# [EXERCISE DIRECTIONS]
Pictures aside, quote the whole listing exactly.

# [SOURCE MATERIAL]
※
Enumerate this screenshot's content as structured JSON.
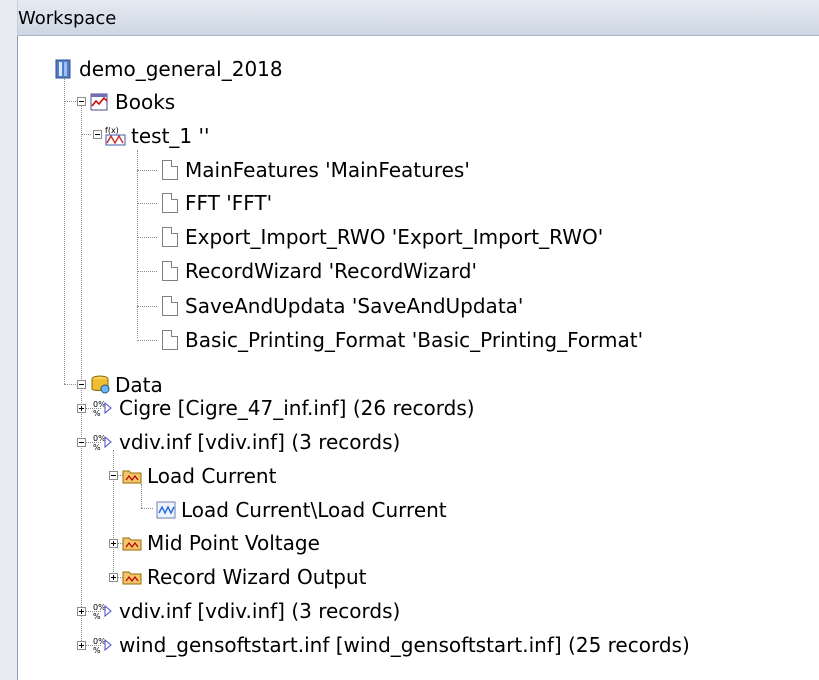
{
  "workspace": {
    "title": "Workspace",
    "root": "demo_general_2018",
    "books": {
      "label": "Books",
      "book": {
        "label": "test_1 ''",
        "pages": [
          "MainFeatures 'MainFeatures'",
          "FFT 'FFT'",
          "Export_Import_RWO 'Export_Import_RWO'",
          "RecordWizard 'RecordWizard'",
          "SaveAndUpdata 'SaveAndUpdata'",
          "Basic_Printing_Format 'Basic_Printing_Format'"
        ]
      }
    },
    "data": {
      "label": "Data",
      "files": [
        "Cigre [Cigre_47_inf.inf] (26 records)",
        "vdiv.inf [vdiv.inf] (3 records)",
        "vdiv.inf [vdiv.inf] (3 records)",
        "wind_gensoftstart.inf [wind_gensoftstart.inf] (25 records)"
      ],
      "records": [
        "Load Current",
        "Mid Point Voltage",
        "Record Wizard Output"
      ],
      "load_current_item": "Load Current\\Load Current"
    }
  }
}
※
# [EXPECTED OUTPUT]
Enumerate this screenshot's content as structured JSON.
{
  "workspace": {
    "title": "Workspace",
    "root": "demo_general_2018",
    "books": {
      "label": "Books",
      "book": {
        "label": "test_1 ''",
        "pages": [
          "MainFeatures 'MainFeatures'",
          "FFT 'FFT'",
          "Export_Import_RWO 'Export_Import_RWO'",
          "RecordWizard 'RecordWizard'",
          "SaveAndUpdata 'SaveAndUpdata'",
          "Basic_Printing_Format 'Basic_Printing_Format'"
        ]
      }
    },
    "data": {
      "label": "Data",
      "files": [
        "Cigre [Cigre_47_inf.inf] (26 records)",
        "vdiv.inf [vdiv.inf] (3 records)",
        "vdiv.inf [vdiv.inf] (3 records)",
        "wind_gensoftstart.inf [wind_gensoftstart.inf] (25 records)"
      ],
      "records": [
        "Load Current",
        "Mid Point Voltage",
        "Record Wizard Output"
      ],
      "load_current_item": "Load Current\\Load Current"
    }
  }
}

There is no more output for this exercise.